> The exercise: Find the lines containing "rawajlanıw" and say how many there are, with no other words.

(Data records)
------------------------------------------------------------

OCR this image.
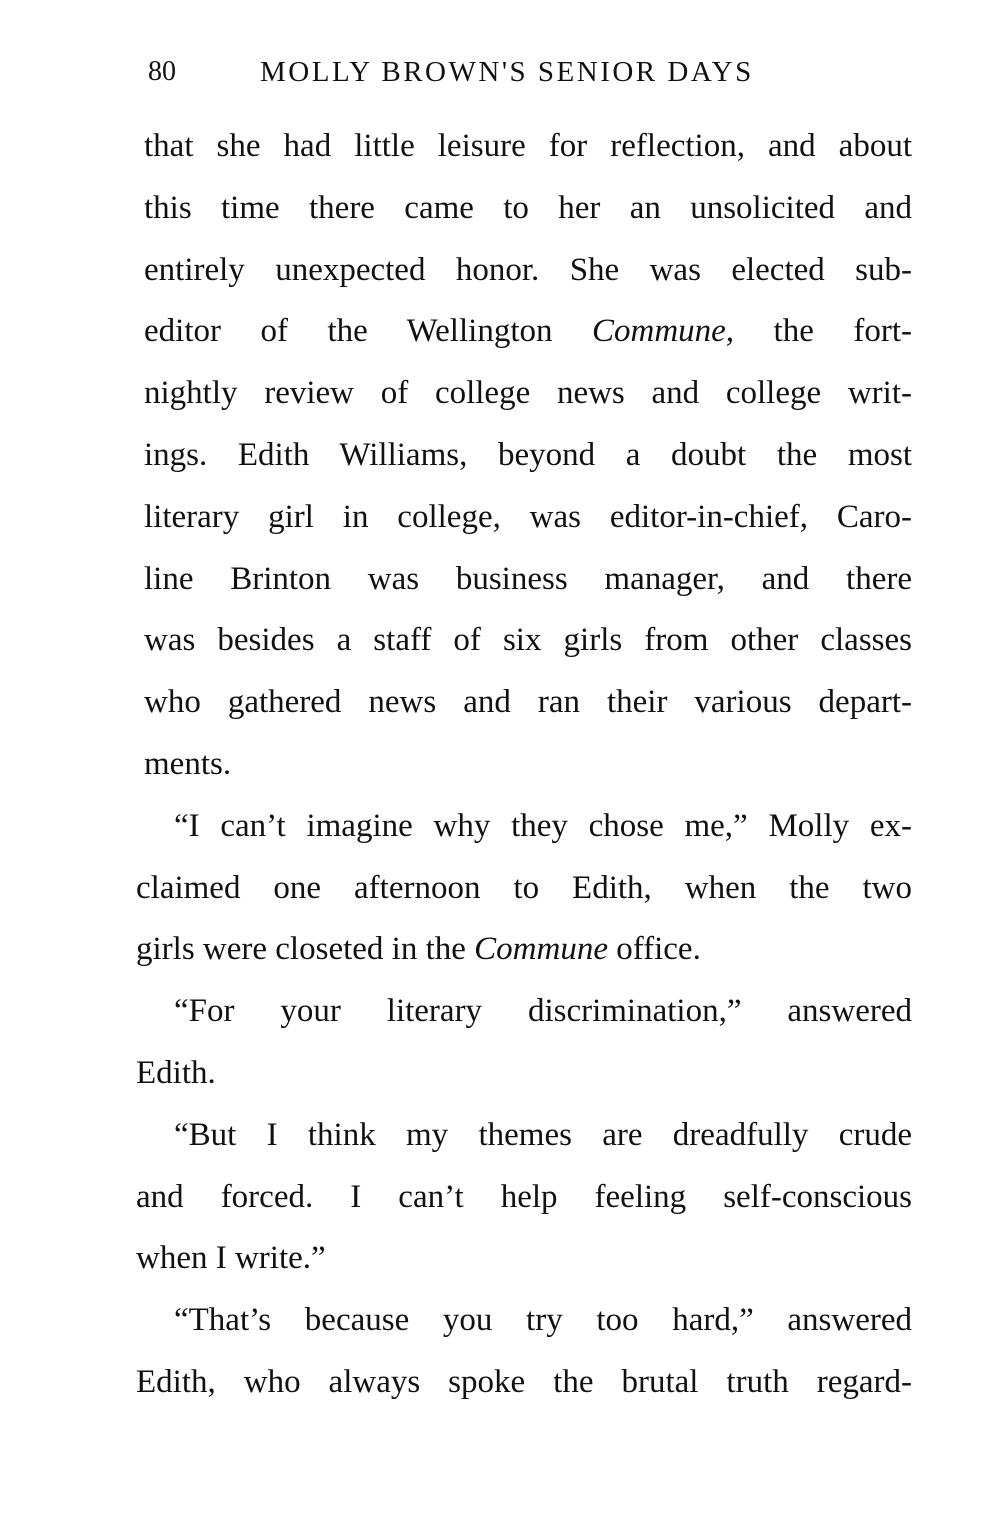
80	MOLLY BROWN'S SENIOR DAYS
that she had little leisure for reflection, and about
this time there came to her an unsolicited and
entirely unexpected honor. She was elected sub-
editor of the Wellington Commune, the fort-
nightly review of college news and college writ-
ings. Edith Williams, beyond a doubt the most
literary girl in college, was editor-in-chief, Caro-
line Brinton was business manager, and there
was besides a staff of six girls from other classes
who gathered news and ran their various depart-
ments.
“I can’t imagine why they chose me,” Molly ex-
claimed one afternoon to Edith, when the two
girls were closeted in the Commune office.
“For your literary discrimination,” answered
Edith.
“But I think my themes are dreadfully crude
and forced. I can’t help feeling self-conscious
when I write.”
“That’s because you try too hard,” answered
Edith, who always spoke the brutal truth regard-
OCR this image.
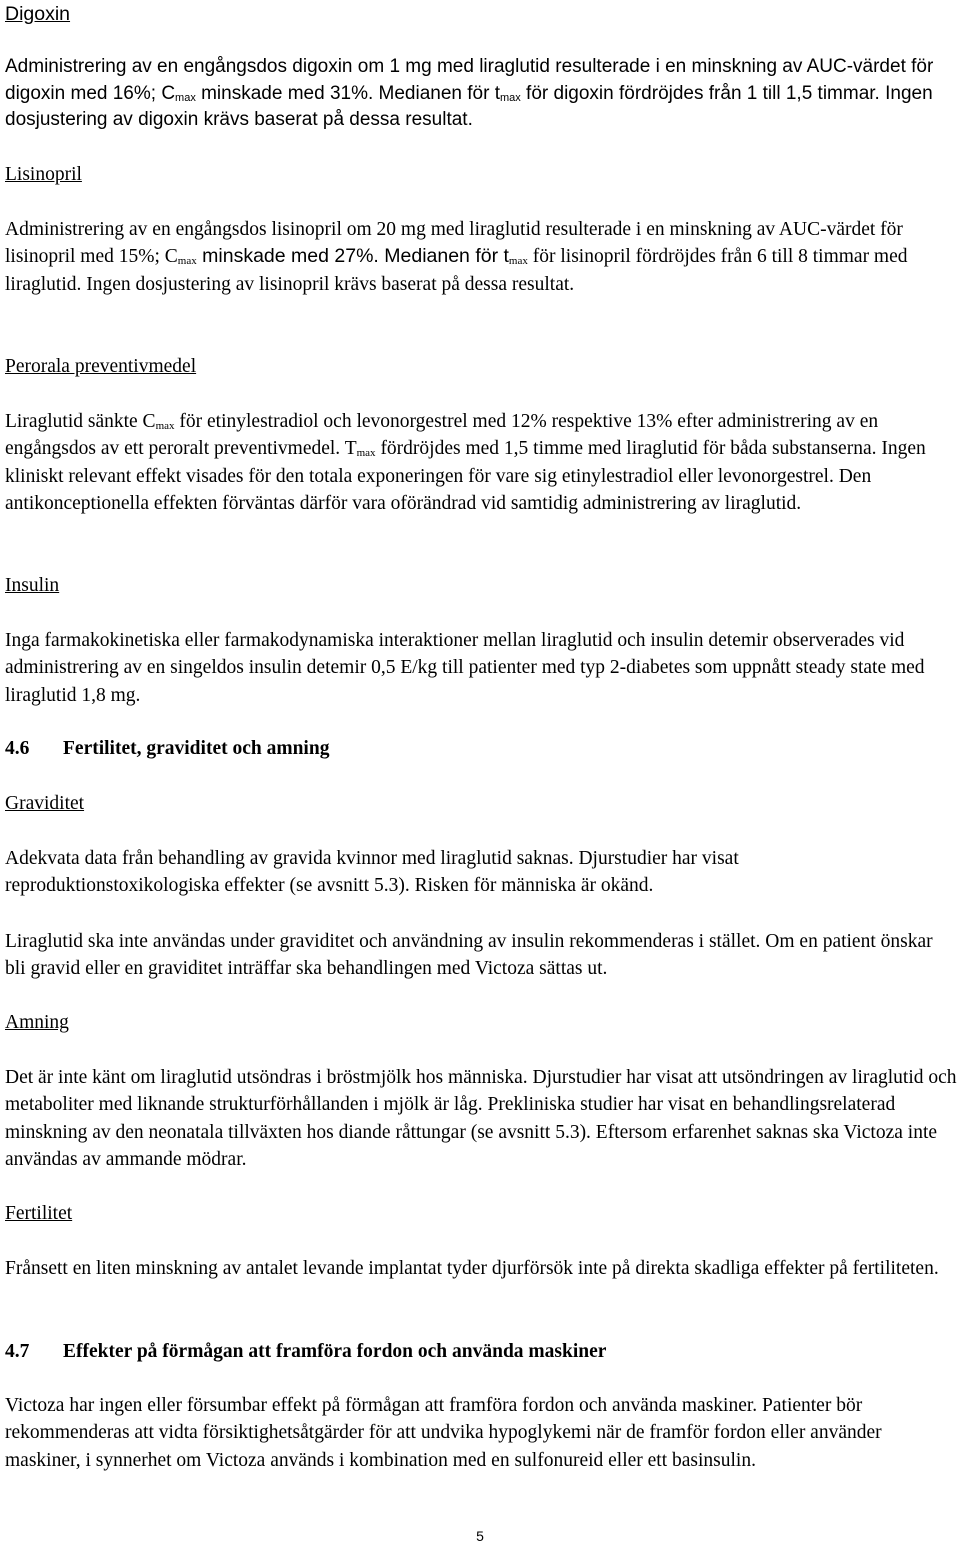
Digoxin

Administrering av en engångsdos digoxin om 1 mg med liraglutid resulterade i en minskning av AUC-värdet för digoxin med 16%; $C_{max}$ minskade med 31%. Medianen för $t_{max}$ för digoxin fördröjdes från 1 till 1,5 timmar. Ingen dosjustering av digoxin krävs baserat på dessa resultat.

Lisinopril

Administrering av en engångsdos lisinopril om 20 mg med liraglutid resulterade i en minskning av AUC-värdet för lisinopril med 15%; $C_{max}$ minskade med 27%. Medianen för $t_{max}$ för lisinopril fördröjdes från 6 till 8 timmar med liraglutid. Ingen dosjustering av lisinopril krävs baserat på dessa resultat.

Perorala preventivmedel

Liraglutid sänkte $C_{max}$ för etinylestradiol och levonorgestrel med 12% respektive 13% efter administrering av en engångsdos av ett peroralt preventivmedel. $T_{max}$ fördröjdes med 1,5 timme med liraglutid för båda substanserna. Ingen kliniskt relevant effekt visades för den totala exponeringen för vare sig etinylestradiol eller levonorgestrel. Den antikonceptionella effekten förväntas därför vara oförändrad vid samtidig administrering av liraglutid.

Insulin

Inga farmakokinetiska eller farmakodynamiska interaktioner mellan liraglutid och insulin detemir observerades vid administrering av en singeldos insulin detemir 0,5 E/kg till patienter med typ 2-diabetes som uppnått steady state med liraglutid 1,8 mg.

4.6 Fertilitet, graviditet och amning
Graviditet

Adekvata data från behandling av gravida kvinnor med liraglutid saknas. Djurstudier har visat reproduktionstoxikologiska effekter (se avsnitt 5.3). Risken för människa är okänd.

Liraglutid ska inte användas under graviditet och användning av insulin rekommenderas i stället. Om en patient önskar bli gravid eller en graviditet inträffar ska behandlingen med Victoza sättas ut.

Amning

Det är inte känt om liraglutid utsöndras i bröstmjölk hos människa. Djurstudier har visat att utsöndringen av liraglutid och metaboliter med liknande strukturförhållanden i mjölk är låg. Prekliniska studier har visat en behandlingsrelaterad minskning av den neonatala tillväxten hos diande råttungar (se avsnitt 5.3). Eftersom erfarenhet saknas ska Victoza inte användas av ammande mödrar.

Fertilitet

Frånsett en liten minskning av antalet levande implantat tyder djurförsök inte på direkta skadliga effekter på fertiliteten.

4.7 Effekter på förmågan att framföra fordon och använda maskiner

Victoza har ingen eller försumbar effekt på förmågan att framföra fordon och använda maskiner. Patienter bör rekommenderas att vidta försiktighetsåtgärder för att undvika hypoglykemi när de framför fordon eller använder maskiner, i synnerhet om Victoza används i kombination med en sulfonureid eller ett basinsulin.

5
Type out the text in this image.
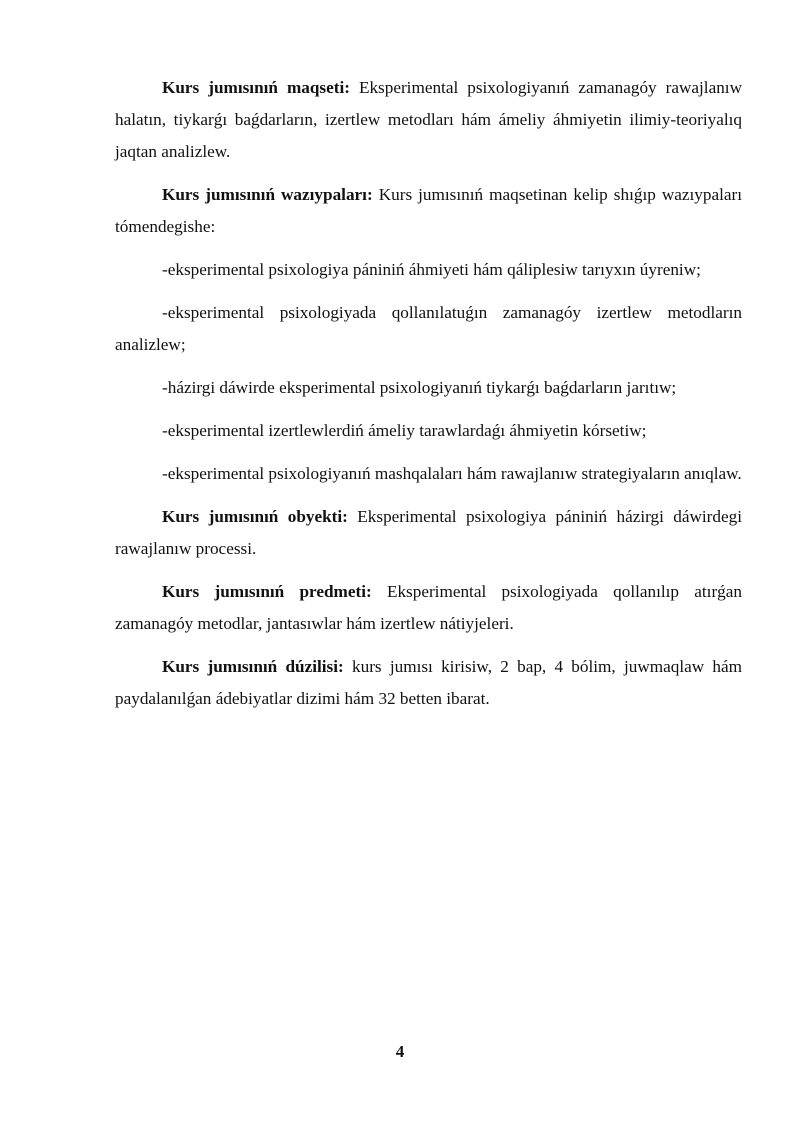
Kurs jumısınıń maqseti: Eksperimental psixologiyanıń zamanagóy rawajlanıw halatın, tiykarǵı baǵdarların, izertlew metodları hám ámeliy áhmiyetin ilimiy-teoriyalıq jaqtan analizlew.

Kurs jumısınıń wazıypaları: Kurs jumısınıń maqsetinan kelip shıǵıp wazıypaları tómendegishe:

-eksperimental psixologiya pániniń áhmiyeti hám qáliplesiw tarıyxın úyreniw;

-eksperimental psixologiyada qollanılatuǵın zamanagóy izertlew metodların analizlew;

-házirgi dáwirde eksperimental psixologiyanıń tiykarǵı baǵdarların jarıtıw;

-eksperimental izertlewlerdiń ámeliy tarawlardaǵı áhmiyetin kórsetiw;

-eksperimental psixologiyanıń mashqalaları hám rawajlanıw strategiyaların anıqlaw.

Kurs jumısınıń obyekti: Eksperimental psixologiya pániniń házirgi dáwirdegi rawajlanıw processi.

Kurs jumısınıń predmeti: Eksperimental psixologiyada qollanılıp atırǵan zamanagóy metodlar, jantasıwlar hám izertlew nátiyjeleri.

Kurs jumısınıń dúzilisi: kurs jumısı kirisiw, 2 bap, 4 bólim, juwmaqlaw hám paydalanılǵan ádebiyatlar dizimi hám 32 betten ibarat.

4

------------------------------------------------------------

> Output for this task: 3